**Set problem:** Filter these entries so that only lines with the word "image" remain.

**Supplied data:**
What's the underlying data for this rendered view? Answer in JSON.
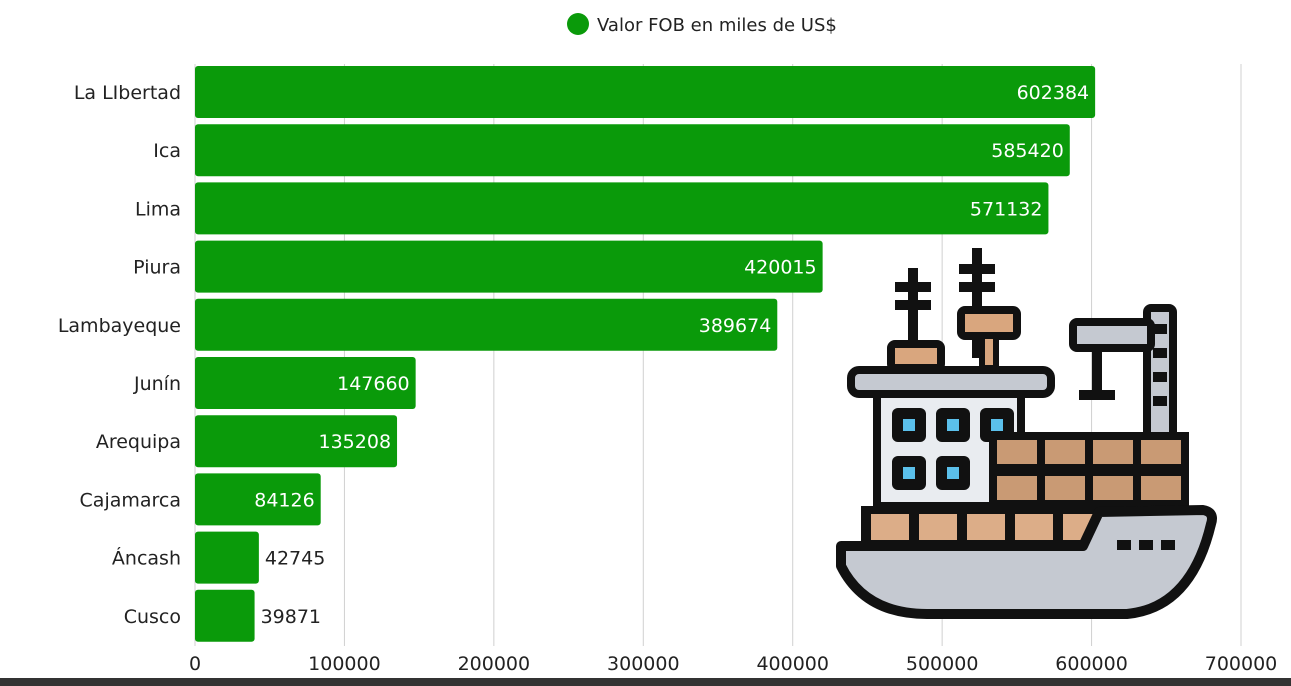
{
  "chart_data": {
    "type": "bar",
    "orientation": "horizontal",
    "categories": [
      "La LIbertad",
      "Ica",
      "Lima",
      "Piura",
      "Lambayeque",
      "Junín",
      "Arequipa",
      "Cajamarca",
      "Áncash",
      "Cusco"
    ],
    "series": [
      {
        "name": "Valor  FOB en miles de US$",
        "values": [
          602384,
          585420,
          571132,
          420015,
          389674,
          147660,
          135208,
          84126,
          42745,
          39871
        ],
        "color": "#0a9a0a"
      }
    ],
    "xlim": [
      0,
      700000
    ],
    "xticks": [
      "0",
      "100000",
      "200000",
      "300000",
      "400000",
      "500000",
      "600000",
      "700000"
    ],
    "grid": "vertical",
    "legend_position": "top-center",
    "data_labels": true,
    "decoration_icon": "cargo-ship-icon"
  }
}
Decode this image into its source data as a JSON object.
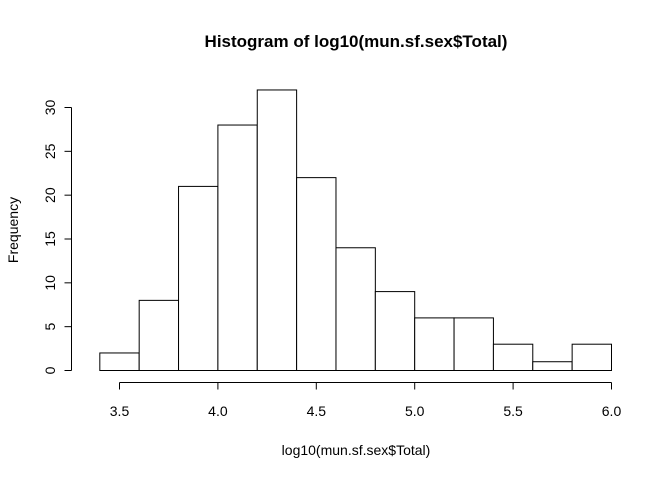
{
  "chart_data": {
    "type": "bar",
    "title": "Histogram of log10(mun.sf.sex$Total)",
    "xlabel": "log10(mun.sf.sex$Total)",
    "ylabel": "Frequency",
    "bins": [
      {
        "x0": 3.4,
        "x1": 3.6,
        "count": 2
      },
      {
        "x0": 3.6,
        "x1": 3.8,
        "count": 8
      },
      {
        "x0": 3.8,
        "x1": 4.0,
        "count": 21
      },
      {
        "x0": 4.0,
        "x1": 4.2,
        "count": 28
      },
      {
        "x0": 4.2,
        "x1": 4.4,
        "count": 32
      },
      {
        "x0": 4.4,
        "x1": 4.6,
        "count": 22
      },
      {
        "x0": 4.6,
        "x1": 4.8,
        "count": 14
      },
      {
        "x0": 4.8,
        "x1": 5.0,
        "count": 9
      },
      {
        "x0": 5.0,
        "x1": 5.2,
        "count": 6
      },
      {
        "x0": 5.2,
        "x1": 5.4,
        "count": 6
      },
      {
        "x0": 5.4,
        "x1": 5.6,
        "count": 3
      },
      {
        "x0": 5.6,
        "x1": 5.8,
        "count": 1
      },
      {
        "x0": 5.8,
        "x1": 6.0,
        "count": 3
      }
    ],
    "xticks": [
      3.5,
      4.0,
      4.5,
      5.0,
      5.5,
      6.0
    ],
    "xtick_labels": [
      "3.5",
      "4.0",
      "4.5",
      "5.0",
      "5.5",
      "6.0"
    ],
    "yticks": [
      0,
      5,
      10,
      15,
      20,
      25,
      30
    ],
    "ytick_labels": [
      "0",
      "5",
      "10",
      "15",
      "20",
      "25",
      "30"
    ],
    "xlim": [
      3.5,
      6.0
    ],
    "ylim": [
      0,
      30
    ],
    "grid": false,
    "colors": {
      "bar_fill": "#ffffff",
      "bar_stroke": "#000000",
      "axis": "#000000"
    }
  }
}
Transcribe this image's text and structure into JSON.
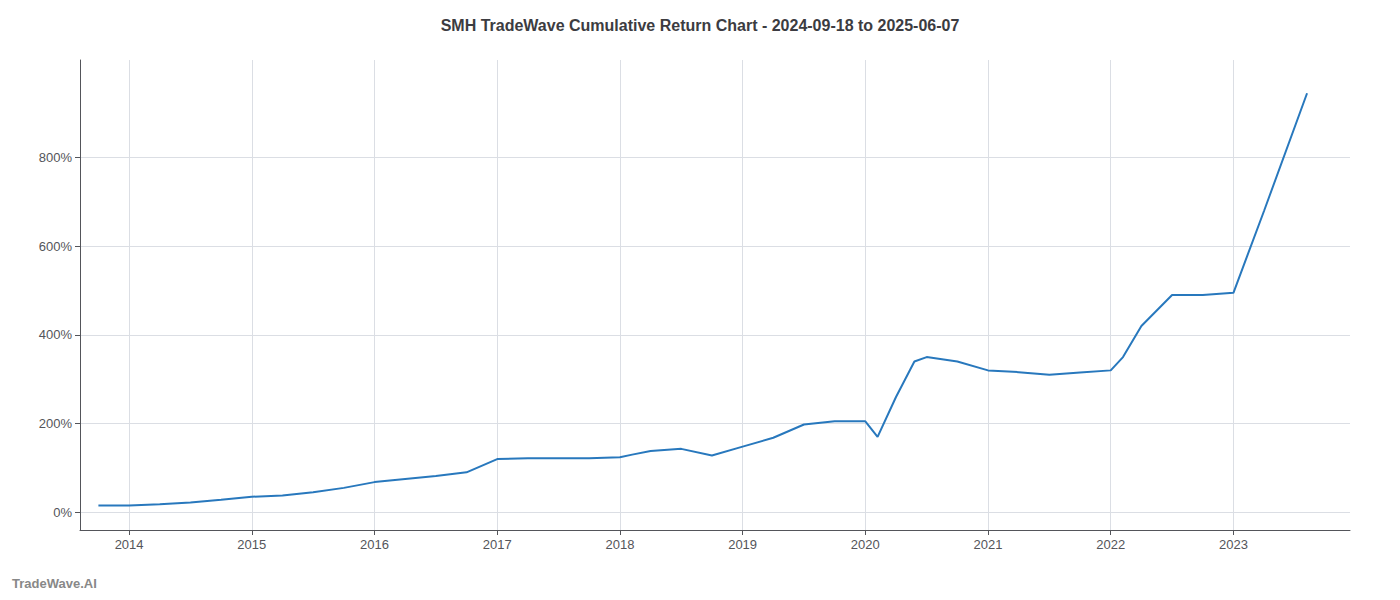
{
  "chart_data": {
    "type": "line",
    "title": "SMH TradeWave Cumulative Return Chart - 2024-09-18 to 2025-06-07",
    "annotations": [
      "TradeWave.AI"
    ],
    "x": [
      2013.75,
      2014.0,
      2014.25,
      2014.5,
      2014.75,
      2015.0,
      2015.25,
      2015.5,
      2015.75,
      2016.0,
      2016.25,
      2016.5,
      2016.75,
      2017.0,
      2017.25,
      2017.5,
      2017.75,
      2018.0,
      2018.1,
      2018.25,
      2018.5,
      2018.75,
      2019.0,
      2019.25,
      2019.5,
      2019.75,
      2020.0,
      2020.1,
      2020.25,
      2020.4,
      2020.5,
      2020.75,
      2021.0,
      2021.25,
      2021.5,
      2021.75,
      2022.0,
      2022.1,
      2022.25,
      2022.5,
      2022.75,
      2023.0,
      2023.25,
      2023.6
    ],
    "values": [
      15,
      15,
      18,
      22,
      28,
      35,
      38,
      45,
      55,
      68,
      75,
      82,
      90,
      120,
      122,
      122,
      122,
      124,
      130,
      138,
      143,
      128,
      148,
      168,
      198,
      205,
      205,
      170,
      260,
      340,
      350,
      340,
      320,
      316,
      310,
      315,
      320,
      350,
      420,
      490,
      490,
      495,
      680,
      945
    ],
    "color": "#2878bd",
    "xlim": [
      2013.6,
      2023.95
    ],
    "ylim": [
      -40,
      1020
    ],
    "xticks": [
      2014,
      2015,
      2016,
      2017,
      2018,
      2019,
      2020,
      2021,
      2022,
      2023
    ],
    "yticks": [
      {
        "value": 0,
        "label": "0%"
      },
      {
        "value": 200,
        "label": "200%"
      },
      {
        "value": 400,
        "label": "400%"
      },
      {
        "value": 600,
        "label": "600%"
      },
      {
        "value": 800,
        "label": "800%"
      }
    ],
    "grid": true
  }
}
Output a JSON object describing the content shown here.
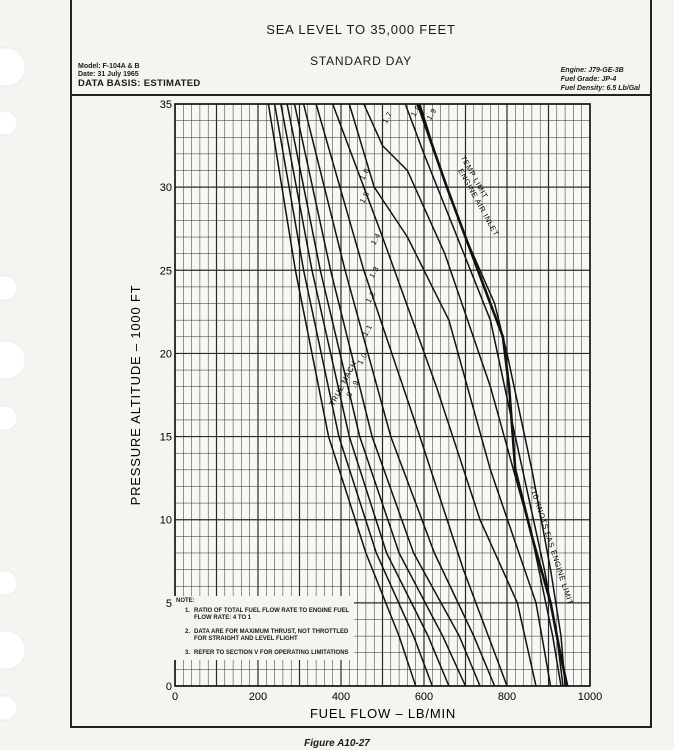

**The solution:**
Decode this image into its source data as a JSON object.
Transcribe this image's text and structure into JSON.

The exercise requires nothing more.